REQUIREMENT: Tally up how many lines in the listing below contain the string "background", and give only the total.

DATA EXTRACT:

┌──

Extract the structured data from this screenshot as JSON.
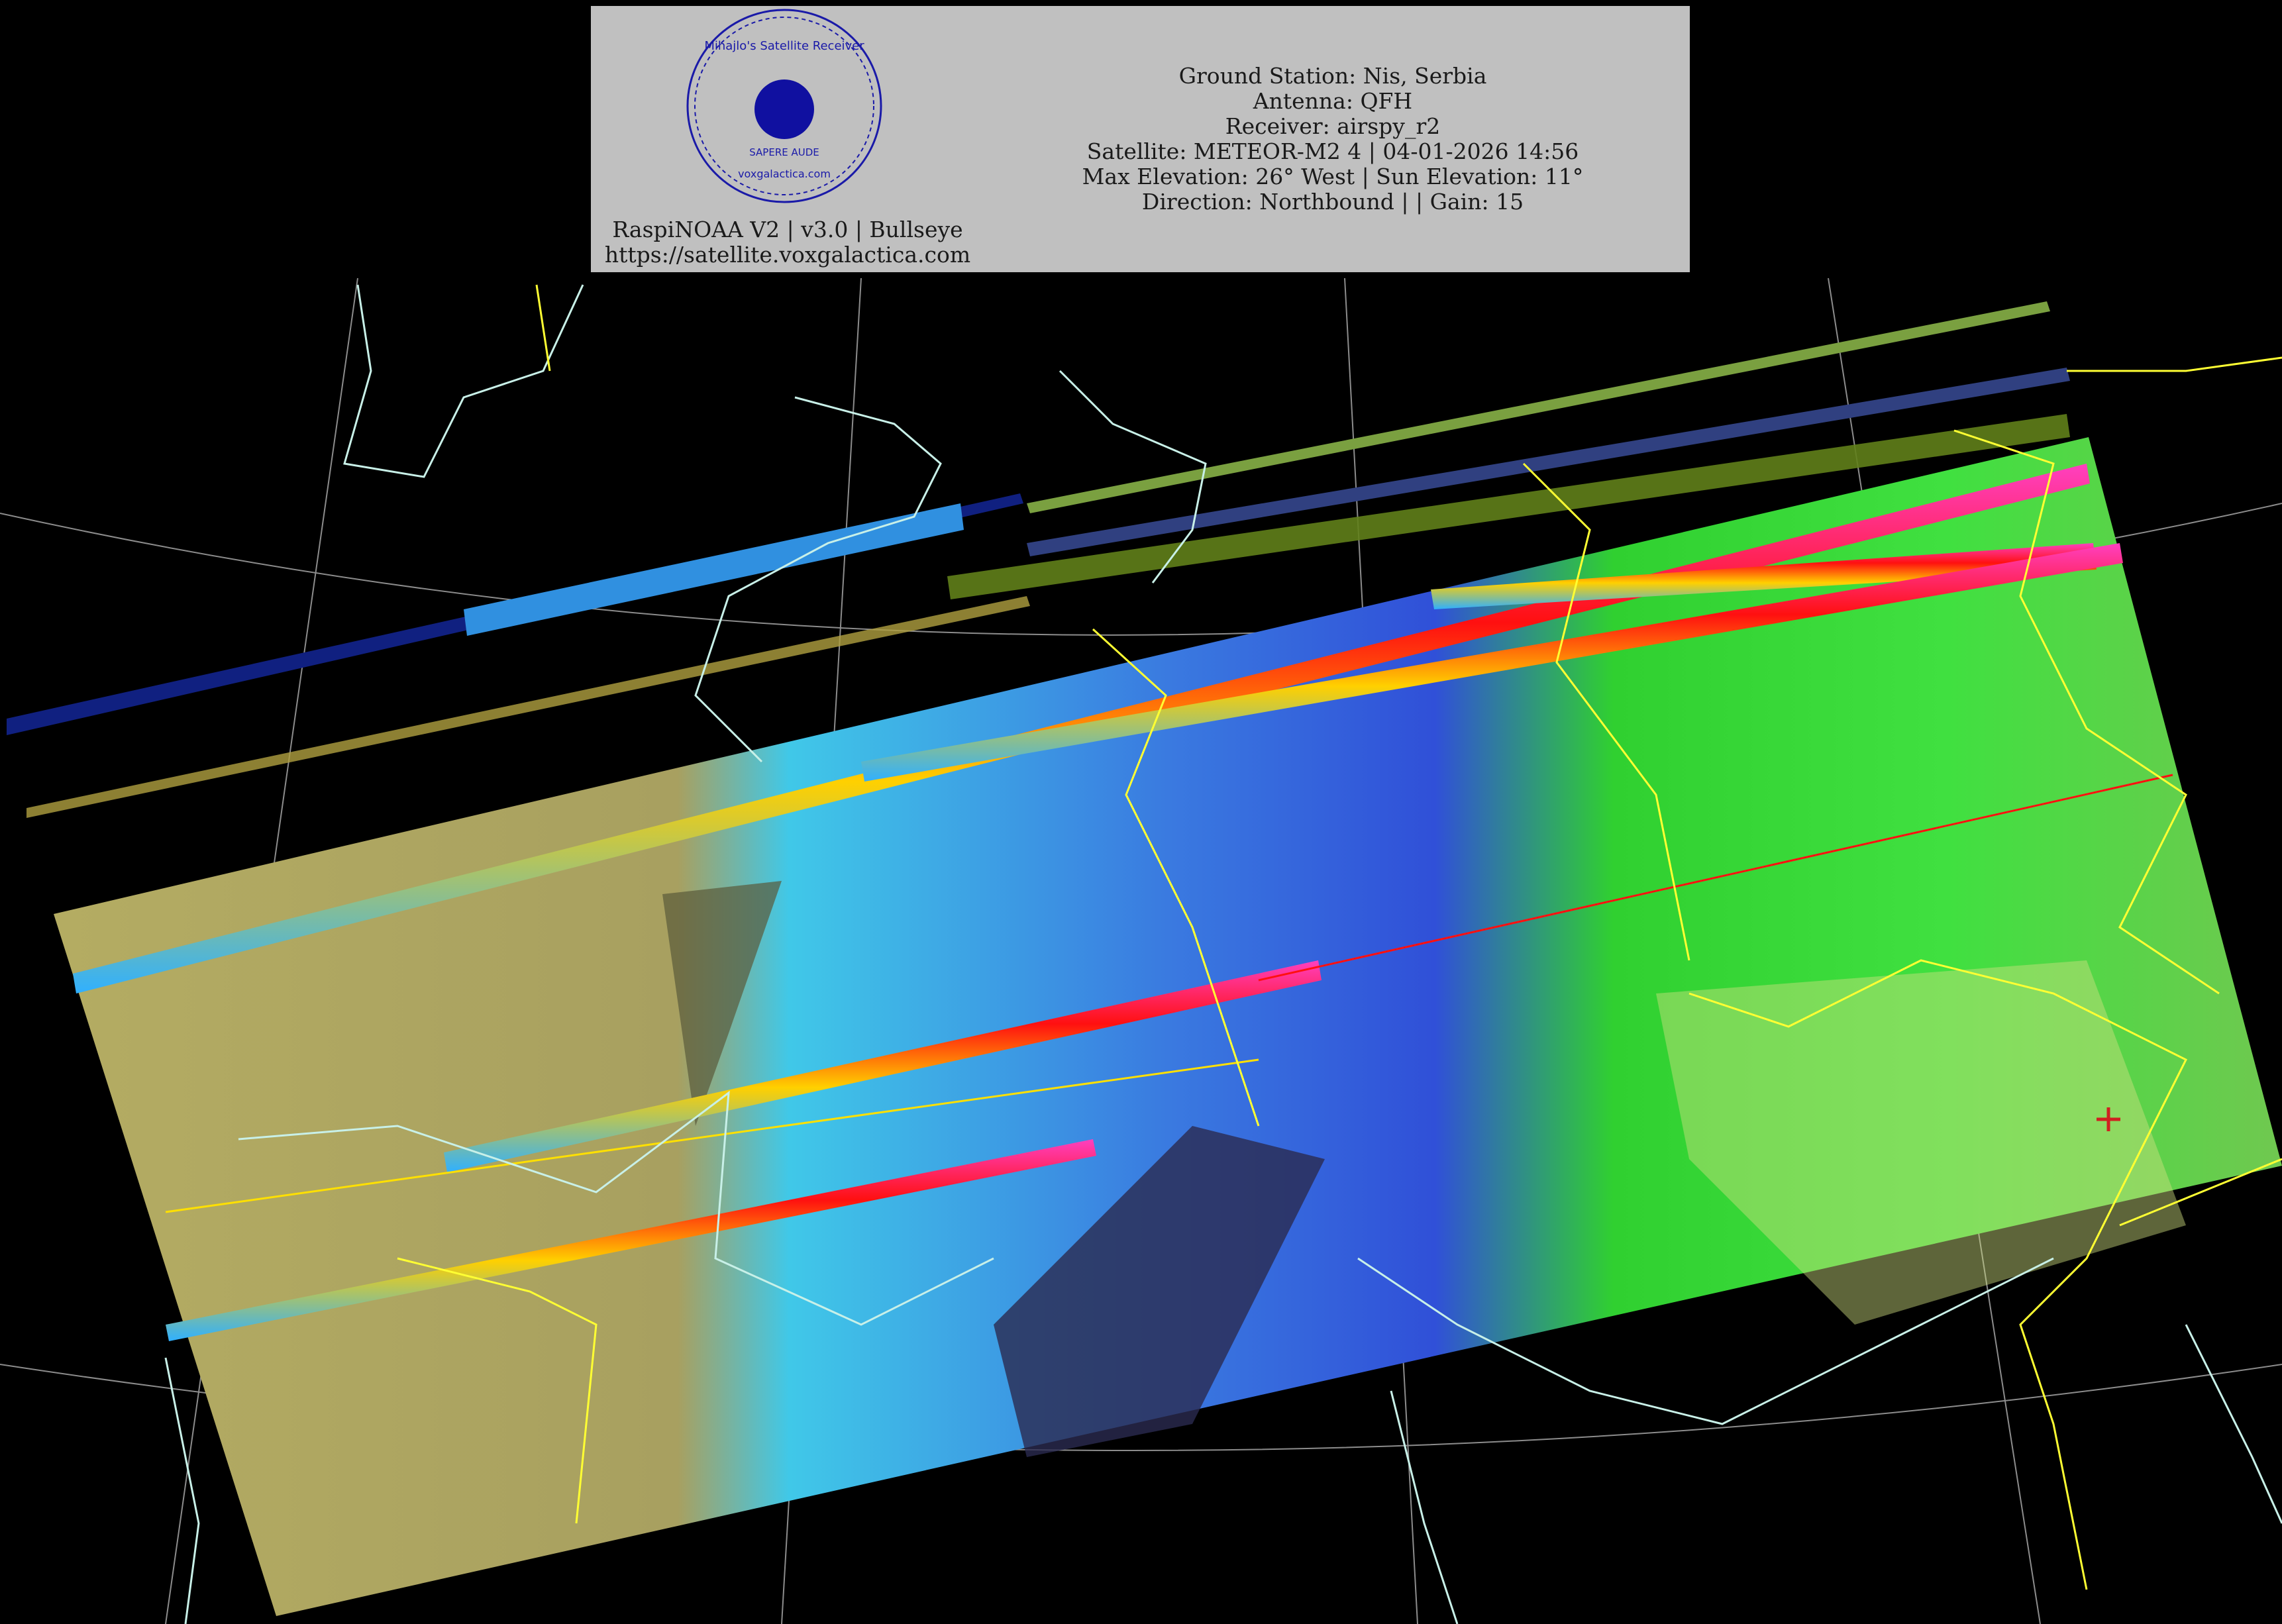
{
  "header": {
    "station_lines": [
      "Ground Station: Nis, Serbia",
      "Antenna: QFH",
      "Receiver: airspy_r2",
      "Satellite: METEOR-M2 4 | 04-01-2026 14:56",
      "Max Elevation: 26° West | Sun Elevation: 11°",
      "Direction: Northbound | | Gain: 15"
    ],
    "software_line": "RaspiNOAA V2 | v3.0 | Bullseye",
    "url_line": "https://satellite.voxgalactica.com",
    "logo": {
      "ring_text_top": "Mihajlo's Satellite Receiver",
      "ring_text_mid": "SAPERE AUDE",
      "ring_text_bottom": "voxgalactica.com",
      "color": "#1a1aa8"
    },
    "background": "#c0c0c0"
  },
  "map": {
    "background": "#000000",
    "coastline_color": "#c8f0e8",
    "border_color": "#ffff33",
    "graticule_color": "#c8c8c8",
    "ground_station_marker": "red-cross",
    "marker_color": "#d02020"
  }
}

└──

COMPLETED EXERCISE: 2